Problem to work on:
Which lines contain the word "icon"? Return each of them as written.

Data shown:

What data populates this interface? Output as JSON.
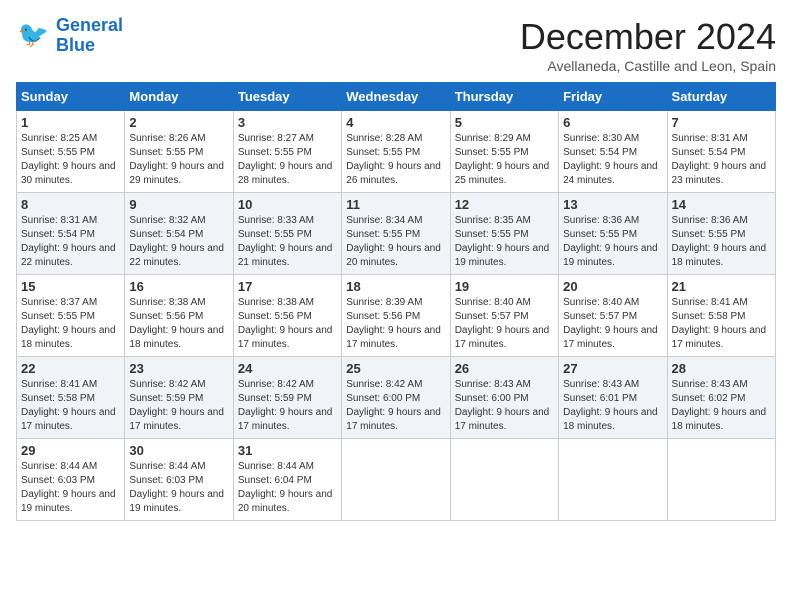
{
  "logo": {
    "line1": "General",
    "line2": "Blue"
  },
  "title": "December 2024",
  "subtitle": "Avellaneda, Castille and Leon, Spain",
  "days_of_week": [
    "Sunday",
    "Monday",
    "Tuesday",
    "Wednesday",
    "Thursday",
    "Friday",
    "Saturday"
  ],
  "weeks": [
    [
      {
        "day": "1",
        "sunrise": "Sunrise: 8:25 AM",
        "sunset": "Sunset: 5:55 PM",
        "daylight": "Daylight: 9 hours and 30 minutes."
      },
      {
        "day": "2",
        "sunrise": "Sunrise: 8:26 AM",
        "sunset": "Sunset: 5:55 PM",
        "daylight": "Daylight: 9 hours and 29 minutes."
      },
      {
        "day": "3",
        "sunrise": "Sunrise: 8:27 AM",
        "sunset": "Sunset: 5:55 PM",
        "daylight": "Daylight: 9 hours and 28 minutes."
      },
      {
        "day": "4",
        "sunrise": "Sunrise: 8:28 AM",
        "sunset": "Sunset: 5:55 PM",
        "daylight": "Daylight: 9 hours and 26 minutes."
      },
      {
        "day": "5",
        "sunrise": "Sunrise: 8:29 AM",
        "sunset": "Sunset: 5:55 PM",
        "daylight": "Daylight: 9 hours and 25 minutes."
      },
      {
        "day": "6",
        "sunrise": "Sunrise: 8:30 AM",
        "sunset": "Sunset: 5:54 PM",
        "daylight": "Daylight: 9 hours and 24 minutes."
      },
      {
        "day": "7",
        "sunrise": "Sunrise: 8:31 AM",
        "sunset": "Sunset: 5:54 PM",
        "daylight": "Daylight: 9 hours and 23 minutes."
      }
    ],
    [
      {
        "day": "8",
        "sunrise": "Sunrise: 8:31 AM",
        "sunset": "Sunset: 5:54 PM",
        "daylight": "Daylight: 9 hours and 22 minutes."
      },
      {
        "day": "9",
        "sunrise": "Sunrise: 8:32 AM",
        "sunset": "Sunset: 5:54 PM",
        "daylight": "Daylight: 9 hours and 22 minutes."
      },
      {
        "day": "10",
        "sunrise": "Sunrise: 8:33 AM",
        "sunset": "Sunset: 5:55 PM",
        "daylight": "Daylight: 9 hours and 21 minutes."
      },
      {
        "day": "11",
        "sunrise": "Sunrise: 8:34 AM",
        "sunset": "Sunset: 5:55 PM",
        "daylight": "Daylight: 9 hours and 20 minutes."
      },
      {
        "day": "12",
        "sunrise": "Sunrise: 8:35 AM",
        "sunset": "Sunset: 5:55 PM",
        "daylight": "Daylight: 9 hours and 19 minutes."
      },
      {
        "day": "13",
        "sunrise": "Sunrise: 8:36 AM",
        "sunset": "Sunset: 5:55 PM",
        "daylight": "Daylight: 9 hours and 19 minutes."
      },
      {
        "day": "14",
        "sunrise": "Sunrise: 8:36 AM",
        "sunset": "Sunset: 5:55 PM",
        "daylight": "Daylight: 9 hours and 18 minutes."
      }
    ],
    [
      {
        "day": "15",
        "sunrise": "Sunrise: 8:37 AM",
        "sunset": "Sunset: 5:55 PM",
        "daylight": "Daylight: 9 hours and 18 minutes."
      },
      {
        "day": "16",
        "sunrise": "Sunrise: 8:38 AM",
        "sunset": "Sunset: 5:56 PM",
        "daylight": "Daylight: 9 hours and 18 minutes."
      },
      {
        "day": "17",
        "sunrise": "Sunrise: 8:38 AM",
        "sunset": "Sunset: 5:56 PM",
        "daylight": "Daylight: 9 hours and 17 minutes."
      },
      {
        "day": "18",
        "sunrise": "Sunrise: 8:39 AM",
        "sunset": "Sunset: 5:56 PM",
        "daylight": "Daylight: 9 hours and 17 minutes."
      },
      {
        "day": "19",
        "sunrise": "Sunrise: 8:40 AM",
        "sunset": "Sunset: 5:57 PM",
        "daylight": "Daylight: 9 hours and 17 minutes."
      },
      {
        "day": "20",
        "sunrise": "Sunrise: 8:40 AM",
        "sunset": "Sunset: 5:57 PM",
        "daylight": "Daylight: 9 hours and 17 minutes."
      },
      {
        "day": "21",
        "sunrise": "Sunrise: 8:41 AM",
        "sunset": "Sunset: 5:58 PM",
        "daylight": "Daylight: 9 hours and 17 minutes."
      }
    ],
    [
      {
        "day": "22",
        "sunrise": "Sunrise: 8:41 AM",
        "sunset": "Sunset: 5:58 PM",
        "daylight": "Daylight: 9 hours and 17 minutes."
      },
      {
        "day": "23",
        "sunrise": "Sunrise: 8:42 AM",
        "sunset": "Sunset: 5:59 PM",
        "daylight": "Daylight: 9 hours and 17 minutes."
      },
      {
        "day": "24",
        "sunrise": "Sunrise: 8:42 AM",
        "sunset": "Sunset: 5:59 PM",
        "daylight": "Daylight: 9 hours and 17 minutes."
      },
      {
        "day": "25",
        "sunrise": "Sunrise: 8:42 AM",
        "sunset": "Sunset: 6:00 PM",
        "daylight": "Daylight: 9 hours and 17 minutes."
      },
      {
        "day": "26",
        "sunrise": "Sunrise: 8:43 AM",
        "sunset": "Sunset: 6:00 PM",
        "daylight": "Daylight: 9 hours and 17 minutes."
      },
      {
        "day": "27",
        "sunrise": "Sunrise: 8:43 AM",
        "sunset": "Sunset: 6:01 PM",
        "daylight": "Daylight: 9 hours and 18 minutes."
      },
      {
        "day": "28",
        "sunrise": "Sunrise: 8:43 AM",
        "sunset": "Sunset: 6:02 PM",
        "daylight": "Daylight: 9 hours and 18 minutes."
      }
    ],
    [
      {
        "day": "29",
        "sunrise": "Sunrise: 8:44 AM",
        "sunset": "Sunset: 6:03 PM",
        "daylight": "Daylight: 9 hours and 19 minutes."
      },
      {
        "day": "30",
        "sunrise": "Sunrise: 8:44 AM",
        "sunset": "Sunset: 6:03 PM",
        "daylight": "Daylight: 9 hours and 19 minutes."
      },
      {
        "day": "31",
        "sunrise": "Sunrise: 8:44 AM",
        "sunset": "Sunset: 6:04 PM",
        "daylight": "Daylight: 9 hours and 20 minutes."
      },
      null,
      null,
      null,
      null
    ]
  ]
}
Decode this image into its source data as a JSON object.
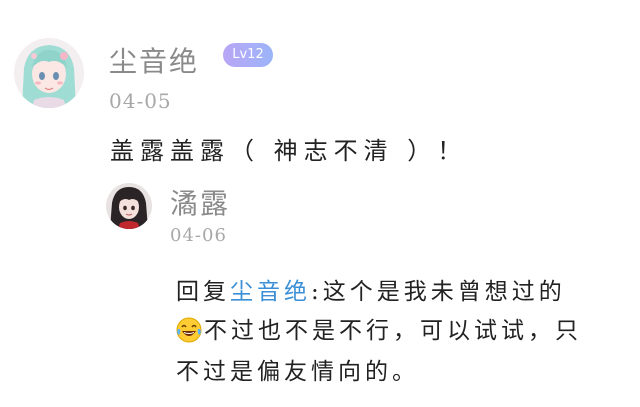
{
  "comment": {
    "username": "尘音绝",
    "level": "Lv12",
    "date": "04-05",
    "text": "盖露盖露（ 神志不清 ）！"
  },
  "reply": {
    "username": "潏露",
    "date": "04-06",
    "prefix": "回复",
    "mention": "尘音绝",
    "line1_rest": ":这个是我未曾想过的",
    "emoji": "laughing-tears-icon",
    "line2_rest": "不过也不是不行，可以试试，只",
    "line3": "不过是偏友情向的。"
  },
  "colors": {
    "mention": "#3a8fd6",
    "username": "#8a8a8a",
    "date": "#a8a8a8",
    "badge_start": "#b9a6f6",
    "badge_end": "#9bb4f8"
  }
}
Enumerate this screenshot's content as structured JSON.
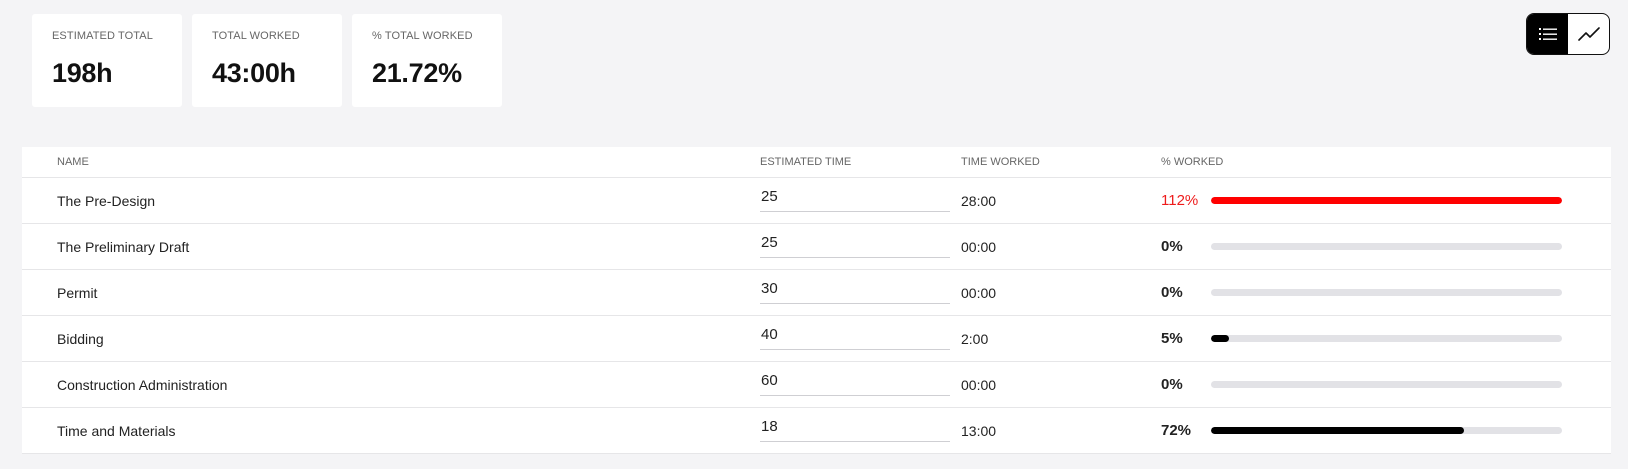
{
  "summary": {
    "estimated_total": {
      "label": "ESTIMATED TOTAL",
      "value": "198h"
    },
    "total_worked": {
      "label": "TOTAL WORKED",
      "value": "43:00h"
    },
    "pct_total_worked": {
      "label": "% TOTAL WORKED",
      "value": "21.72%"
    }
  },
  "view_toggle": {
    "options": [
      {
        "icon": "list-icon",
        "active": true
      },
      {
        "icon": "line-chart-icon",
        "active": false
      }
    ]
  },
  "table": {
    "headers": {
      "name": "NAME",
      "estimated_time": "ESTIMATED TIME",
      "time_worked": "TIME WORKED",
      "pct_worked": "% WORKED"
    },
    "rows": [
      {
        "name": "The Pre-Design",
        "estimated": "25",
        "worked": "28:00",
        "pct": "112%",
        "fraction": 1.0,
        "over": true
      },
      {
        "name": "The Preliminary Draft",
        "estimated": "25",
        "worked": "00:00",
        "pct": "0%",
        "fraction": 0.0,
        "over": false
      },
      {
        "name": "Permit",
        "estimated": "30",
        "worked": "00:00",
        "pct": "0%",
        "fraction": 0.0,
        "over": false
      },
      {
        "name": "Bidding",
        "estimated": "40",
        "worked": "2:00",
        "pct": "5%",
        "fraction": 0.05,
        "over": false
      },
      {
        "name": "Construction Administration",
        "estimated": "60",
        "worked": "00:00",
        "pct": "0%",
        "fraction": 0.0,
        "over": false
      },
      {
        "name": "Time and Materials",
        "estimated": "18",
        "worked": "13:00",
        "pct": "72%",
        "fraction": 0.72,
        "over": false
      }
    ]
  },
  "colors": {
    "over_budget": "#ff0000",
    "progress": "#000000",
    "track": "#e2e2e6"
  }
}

Worked answer:
    "emoji": "laughing-tears-icon",
        "icon": "list-icon",
        "icon": "line-chart-icon",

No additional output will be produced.